## Exercise instructions
Could you echo every line of the material below character for character, leaving the pictures out of your reply?

## Supplied records
+===+

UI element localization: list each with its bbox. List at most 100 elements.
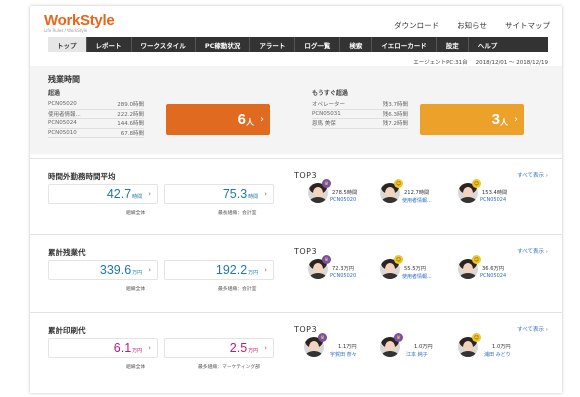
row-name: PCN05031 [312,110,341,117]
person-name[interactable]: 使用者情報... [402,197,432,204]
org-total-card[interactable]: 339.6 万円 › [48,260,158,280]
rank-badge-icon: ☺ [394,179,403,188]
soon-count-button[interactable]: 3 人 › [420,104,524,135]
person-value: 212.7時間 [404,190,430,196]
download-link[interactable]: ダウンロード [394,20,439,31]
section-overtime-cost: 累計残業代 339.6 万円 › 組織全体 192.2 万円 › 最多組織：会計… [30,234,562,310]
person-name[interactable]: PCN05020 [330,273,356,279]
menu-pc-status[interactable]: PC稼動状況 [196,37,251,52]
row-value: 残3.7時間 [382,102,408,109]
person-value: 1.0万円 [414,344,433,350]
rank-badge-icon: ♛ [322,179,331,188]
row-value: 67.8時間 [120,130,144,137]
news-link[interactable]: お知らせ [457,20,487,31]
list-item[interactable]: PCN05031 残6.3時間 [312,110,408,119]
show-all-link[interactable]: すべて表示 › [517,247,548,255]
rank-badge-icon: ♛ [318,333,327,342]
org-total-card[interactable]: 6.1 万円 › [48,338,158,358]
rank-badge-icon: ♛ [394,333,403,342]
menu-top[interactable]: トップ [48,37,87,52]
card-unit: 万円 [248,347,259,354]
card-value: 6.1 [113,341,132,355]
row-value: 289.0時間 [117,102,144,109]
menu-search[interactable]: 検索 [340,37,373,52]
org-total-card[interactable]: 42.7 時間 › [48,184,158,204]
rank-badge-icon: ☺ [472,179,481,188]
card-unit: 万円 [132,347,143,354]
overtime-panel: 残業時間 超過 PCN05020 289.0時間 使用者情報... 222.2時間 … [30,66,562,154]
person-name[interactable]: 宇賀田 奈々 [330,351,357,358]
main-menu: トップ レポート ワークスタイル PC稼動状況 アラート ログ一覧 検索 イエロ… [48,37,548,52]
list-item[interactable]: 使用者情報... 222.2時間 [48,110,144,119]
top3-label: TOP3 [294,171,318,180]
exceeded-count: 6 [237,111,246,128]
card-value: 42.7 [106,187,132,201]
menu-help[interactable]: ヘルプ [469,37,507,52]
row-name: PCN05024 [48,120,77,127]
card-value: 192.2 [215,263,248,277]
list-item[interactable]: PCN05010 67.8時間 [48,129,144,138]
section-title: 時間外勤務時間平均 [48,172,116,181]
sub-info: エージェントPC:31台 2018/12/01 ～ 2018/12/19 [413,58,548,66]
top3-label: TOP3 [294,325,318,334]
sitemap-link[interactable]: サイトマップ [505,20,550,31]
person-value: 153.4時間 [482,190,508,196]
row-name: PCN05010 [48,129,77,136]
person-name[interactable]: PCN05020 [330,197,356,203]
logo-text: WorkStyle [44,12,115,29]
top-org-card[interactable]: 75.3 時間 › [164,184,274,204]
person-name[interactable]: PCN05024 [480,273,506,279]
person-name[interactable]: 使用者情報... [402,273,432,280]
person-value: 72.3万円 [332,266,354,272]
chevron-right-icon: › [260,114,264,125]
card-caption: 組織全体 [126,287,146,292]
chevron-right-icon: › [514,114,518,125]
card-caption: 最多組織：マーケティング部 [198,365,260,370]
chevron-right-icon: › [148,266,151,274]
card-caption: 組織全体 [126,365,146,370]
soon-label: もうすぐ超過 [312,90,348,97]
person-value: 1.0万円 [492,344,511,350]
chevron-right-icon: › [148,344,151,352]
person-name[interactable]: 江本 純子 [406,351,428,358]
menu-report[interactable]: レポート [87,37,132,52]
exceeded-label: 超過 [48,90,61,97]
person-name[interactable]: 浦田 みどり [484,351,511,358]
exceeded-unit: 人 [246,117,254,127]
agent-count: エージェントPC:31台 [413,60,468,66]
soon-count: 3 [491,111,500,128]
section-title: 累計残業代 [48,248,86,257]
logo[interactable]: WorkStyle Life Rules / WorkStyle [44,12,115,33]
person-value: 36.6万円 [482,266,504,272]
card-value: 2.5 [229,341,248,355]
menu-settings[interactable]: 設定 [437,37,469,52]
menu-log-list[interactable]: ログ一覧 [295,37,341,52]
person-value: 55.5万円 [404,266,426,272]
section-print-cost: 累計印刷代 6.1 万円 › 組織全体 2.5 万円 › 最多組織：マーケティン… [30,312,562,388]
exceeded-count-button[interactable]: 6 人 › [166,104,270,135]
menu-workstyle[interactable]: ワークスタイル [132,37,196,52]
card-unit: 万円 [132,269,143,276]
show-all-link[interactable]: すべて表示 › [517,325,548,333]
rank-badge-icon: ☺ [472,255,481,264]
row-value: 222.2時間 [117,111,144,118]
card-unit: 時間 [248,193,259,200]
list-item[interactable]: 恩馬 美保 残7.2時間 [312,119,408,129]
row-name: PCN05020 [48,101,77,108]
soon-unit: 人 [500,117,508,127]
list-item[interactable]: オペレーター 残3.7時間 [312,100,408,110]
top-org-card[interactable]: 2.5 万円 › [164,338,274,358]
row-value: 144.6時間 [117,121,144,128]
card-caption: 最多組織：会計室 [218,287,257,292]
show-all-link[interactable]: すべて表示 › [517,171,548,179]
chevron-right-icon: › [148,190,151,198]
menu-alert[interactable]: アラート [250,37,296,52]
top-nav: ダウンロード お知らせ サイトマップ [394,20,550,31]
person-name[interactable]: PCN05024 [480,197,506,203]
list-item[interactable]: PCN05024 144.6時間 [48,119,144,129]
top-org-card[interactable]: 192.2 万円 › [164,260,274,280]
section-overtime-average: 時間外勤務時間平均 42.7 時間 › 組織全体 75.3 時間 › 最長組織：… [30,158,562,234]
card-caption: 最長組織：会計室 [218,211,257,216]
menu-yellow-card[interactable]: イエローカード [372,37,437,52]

+===+

## Full solution
UI element localization: list each with its bbox. List at most 100 elements.
row-name: PCN05031 [312,110,341,117]
person-name[interactable]: 使用者情報... [402,197,432,204]
org-total-card[interactable]: 339.6 万円 › [48,260,158,280]
rank-badge-icon: ☺ [394,179,403,188]
soon-count-button[interactable]: 3 人 › [420,104,524,135]
person-value: 212.7時間 [404,190,430,196]
download-link[interactable]: ダウンロード [394,20,439,31]
section-overtime-cost: 累計残業代 339.6 万円 › 組織全体 192.2 万円 › 最多組織：会計… [30,234,562,310]
person-name[interactable]: PCN05020 [330,273,356,279]
menu-pc-status[interactable]: PC稼動状況 [196,37,251,52]
row-value: 残3.7時間 [382,102,408,109]
person-value: 1.0万円 [414,344,433,350]
rank-badge-icon: ♛ [322,179,331,188]
row-value: 67.8時間 [120,130,144,137]
news-link[interactable]: お知らせ [457,20,487,31]
list-item[interactable]: PCN05031 残6.3時間 [312,110,408,119]
show-all-link[interactable]: すべて表示 › [517,247,548,255]
rank-badge-icon: ♛ [318,333,327,342]
org-total-card[interactable]: 6.1 万円 › [48,338,158,358]
rank-badge-icon: ♛ [394,333,403,342]
menu-top[interactable]: トップ [48,37,87,52]
card-unit: 万円 [248,347,259,354]
card-value: 6.1 [113,341,132,355]
row-value: 289.0時間 [117,102,144,109]
menu-search[interactable]: 検索 [340,37,373,52]
org-total-card[interactable]: 42.7 時間 › [48,184,158,204]
rank-badge-icon: ☺ [472,179,481,188]
card-unit: 万円 [132,347,143,354]
overtime-panel: 残業時間 超過 PCN05020 289.0時間 使用者情報... 222.2時間 … [30,66,562,154]
person-name[interactable]: 宇賀田 奈々 [330,351,357,358]
main-menu: トップ レポート ワークスタイル PC稼動状況 アラート ログ一覧 検索 イエロ… [48,37,548,52]
list-item[interactable]: 使用者情報... 222.2時間 [48,110,144,119]
top3-label: TOP3 [294,171,318,180]
exceeded-count: 6 [237,111,246,128]
card-value: 42.7 [106,187,132,201]
menu-help[interactable]: ヘルプ [469,37,507,52]
row-name: PCN05024 [48,120,77,127]
card-value: 192.2 [215,263,248,277]
list-item[interactable]: PCN05010 67.8時間 [48,129,144,138]
section-title: 時間外勤務時間平均 [48,172,116,181]
sub-info: エージェントPC:31台 2018/12/01 ～ 2018/12/19 [413,58,548,66]
top3-label: TOP3 [294,325,318,334]
sitemap-link[interactable]: サイトマップ [505,20,550,31]
person-value: 153.4時間 [482,190,508,196]
row-name: PCN05010 [48,129,77,136]
person-name[interactable]: PCN05020 [330,197,356,203]
logo-text: WorkStyle [44,12,115,29]
top-org-card[interactable]: 75.3 時間 › [164,184,274,204]
person-name[interactable]: PCN05024 [480,273,506,279]
person-name[interactable]: 使用者情報... [402,273,432,280]
person-value: 72.3万円 [332,266,354,272]
chevron-right-icon: › [260,114,264,125]
card-caption: 組織全体 [126,287,146,292]
chevron-right-icon: › [514,114,518,125]
card-caption: 最多組織：マーケティング部 [198,365,260,370]
chevron-right-icon: › [148,266,151,274]
card-caption: 組織全体 [126,365,146,370]
soon-label: もうすぐ超過 [312,90,348,97]
person-value: 1.0万円 [492,344,511,350]
chevron-right-icon: › [148,344,151,352]
person-name[interactable]: 江本 純子 [406,351,428,358]
menu-report[interactable]: レポート [87,37,132,52]
exceeded-label: 超過 [48,90,61,97]
person-name[interactable]: 浦田 みどり [484,351,511,358]
exceeded-unit: 人 [246,117,254,127]
agent-count: エージェントPC:31台 [413,60,468,66]
soon-count: 3 [491,111,500,128]
section-title: 累計残業代 [48,248,86,257]
logo[interactable]: WorkStyle Life Rules / WorkStyle [44,12,115,33]
person-value: 36.6万円 [482,266,504,272]
card-value: 2.5 [229,341,248,355]
menu-settings[interactable]: 設定 [437,37,469,52]
menu-log-list[interactable]: ログ一覧 [295,37,341,52]
person-value: 55.5万円 [404,266,426,272]
section-print-cost: 累計印刷代 6.1 万円 › 組織全体 2.5 万円 › 最多組織：マーケティン… [30,312,562,388]
exceeded-count-button[interactable]: 6 人 › [166,104,270,135]
menu-workstyle[interactable]: ワークスタイル [132,37,196,52]
card-unit: 万円 [132,269,143,276]
show-all-link[interactable]: すべて表示 › [517,325,548,333]
rank-badge-icon: ☺ [472,255,481,264]
row-value: 222.2時間 [117,111,144,118]
card-unit: 時間 [248,193,259,200]
list-item[interactable]: 恩馬 美保 残7.2時間 [312,119,408,129]
row-name: PCN05020 [48,101,77,108]
soon-unit: 人 [500,117,508,127]
list-item[interactable]: オペレーター 残3.7時間 [312,100,408,110]
top-org-card[interactable]: 2.5 万円 › [164,338,274,358]
row-value: 144.6時間 [117,121,144,128]
card-caption: 最多組織：会計室 [218,287,257,292]
show-all-link[interactable]: すべて表示 › [517,171,548,179]
chevron-right-icon: › [148,190,151,198]
menu-alert[interactable]: アラート [250,37,296,52]
top-nav: ダウンロード お知らせ サイトマップ [394,20,550,31]
person-name[interactable]: PCN05024 [480,197,506,203]
list-item[interactable]: PCN05024 144.6時間 [48,119,144,129]
top-org-card[interactable]: 192.2 万円 › [164,260,274,280]
section-overtime-average: 時間外勤務時間平均 42.7 時間 › 組織全体 75.3 時間 › 最長組織：… [30,158,562,234]
card-caption: 最長組織：会計室 [218,211,257,216]
menu-yellow-card[interactable]: イエローカード [372,37,437,52]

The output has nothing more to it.